§ **SET EXERCISE**
Omit all pictures. Copy the rest of the material exactly.

SOURCE RECORDS start

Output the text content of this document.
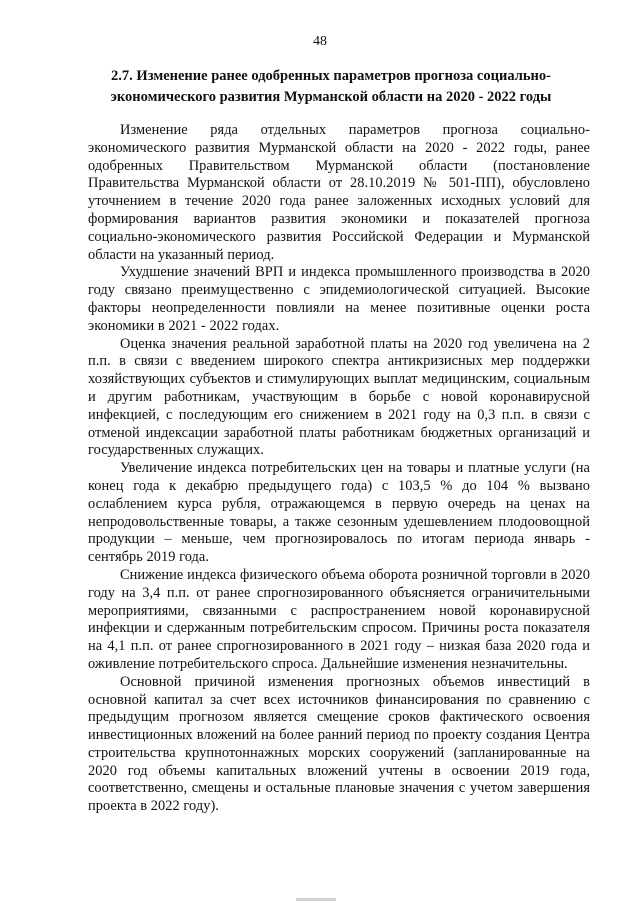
48
2.7. Изменение ранее одобренных параметров прогноза социально-экономического развития Мурманской области на 2020 - 2022 годы

Изменение ряда отдельных параметров прогноза социально-экономического развития Мурманской области на 2020 - 2022 годы, ранее одобренных Правительством Мурманской области (постановление Правительства Мурманской области от 28.10.2019 № 501-ПП), обусловлено уточнением в течение 2020 года ранее заложенных исходных условий для формирования вариантов развития экономики и показателей прогноза социально-экономического развития Российской Федерации и Мурманской области на указанный период.

Ухудшение значений ВРП и индекса промышленного производства в 2020 году связано преимущественно с эпидемиологической ситуацией. Высокие факторы неопределенности повлияли на менее позитивные оценки роста экономики в 2021 - 2022 годах.

Оценка значения реальной заработной платы на 2020 год увеличена на 2 п.п. в связи с введением широкого спектра антикризисных мер поддержки хозяйствующих субъектов и стимулирующих выплат медицинским, социальным и другим работникам, участвующим в борьбе с новой коронавирусной инфекцией, с последующим его снижением в 2021 году на 0,3 п.п. в связи с отменой индексации заработной платы работникам бюджетных организаций и государственных служащих.

Увеличение индекса потребительских цен на товары и платные услуги (на конец года к декабрю предыдущего года) с 103,5 % до 104 % вызвано ослаблением курса рубля, отражающемся в первую очередь на ценах на непродовольственные товары, а также сезонным удешевлением плодоовощной продукции – меньше, чем прогнозировалось по итогам периода январь - сентябрь 2019 года.

Снижение индекса физического объема оборота розничной торговли в 2020 году на 3,4 п.п. от ранее спрогнозированного объясняется ограничительными мероприятиями, связанными с распространением новой коронавирусной инфекции и сдержанным потребительским спросом. Причины роста показателя на 4,1 п.п. от ранее спрогнозированного в 2021 году – низкая база 2020 года и оживление потребительского спроса. Дальнейшие изменения незначительны.

Основной причиной изменения прогнозных объемов инвестиций в основной капитал за счет всех источников финансирования по сравнению с предыдущим прогнозом является смещение сроков фактического освоения инвестиционных вложений на более ранний период по проекту создания Центра строительства крупнотоннажных морских сооружений (запланированные на 2020 год объемы капитальных вложений учтены в освоении 2019 года, соответственно, смещены и остальные плановые значения с учетом завершения проекта в 2022 году).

SOURCE RECORDS end

§ **WRITTEN ANSWER**
Output the text content of this document.
48
2.7. Изменение ранее одобренных параметров прогноза социально-экономического развития Мурманской области на 2020 - 2022 годы

Изменение ряда отдельных параметров прогноза социально-экономического развития Мурманской области на 2020 - 2022 годы, ранее одобренных Правительством Мурманской области (постановление Правительства Мурманской области от 28.10.2019 № 501-ПП), обусловлено уточнением в течение 2020 года ранее заложенных исходных условий для формирования вариантов развития экономики и показателей прогноза социально-экономического развития Российской Федерации и Мурманской области на указанный период.

Ухудшение значений ВРП и индекса промышленного производства в 2020 году связано преимущественно с эпидемиологической ситуацией. Высокие факторы неопределенности повлияли на менее позитивные оценки роста экономики в 2021 - 2022 годах.

Оценка значения реальной заработной платы на 2020 год увеличена на 2 п.п. в связи с введением широкого спектра антикризисных мер поддержки хозяйствующих субъектов и стимулирующих выплат медицинским, социальным и другим работникам, участвующим в борьбе с новой коронавирусной инфекцией, с последующим его снижением в 2021 году на 0,3 п.п. в связи с отменой индексации заработной платы работникам бюджетных организаций и государственных служащих.

Увеличение индекса потребительских цен на товары и платные услуги (на конец года к декабрю предыдущего года) с 103,5 % до 104 % вызвано ослаблением курса рубля, отражающемся в первую очередь на ценах на непродовольственные товары, а также сезонным удешевлением плодоовощной продукции – меньше, чем прогнозировалось по итогам периода январь - сентябрь 2019 года.

Снижение индекса физического объема оборота розничной торговли в 2020 году на 3,4 п.п. от ранее спрогнозированного объясняется ограничительными мероприятиями, связанными с распространением новой коронавирусной инфекции и сдержанным потребительским спросом. Причины роста показателя на 4,1 п.п. от ранее спрогнозированного в 2021 году – низкая база 2020 года и оживление потребительского спроса. Дальнейшие изменения незначительны.

Основной причиной изменения прогнозных объемов инвестиций в основной капитал за счет всех источников финансирования по сравнению с предыдущим прогнозом является смещение сроков фактического освоения инвестиционных вложений на более ранний период по проекту создания Центра строительства крупнотоннажных морских сооружений (запланированные на 2020 год объемы капитальных вложений учтены в освоении 2019 года, соответственно, смещены и остальные плановые значения с учетом завершения проекта в 2022 году).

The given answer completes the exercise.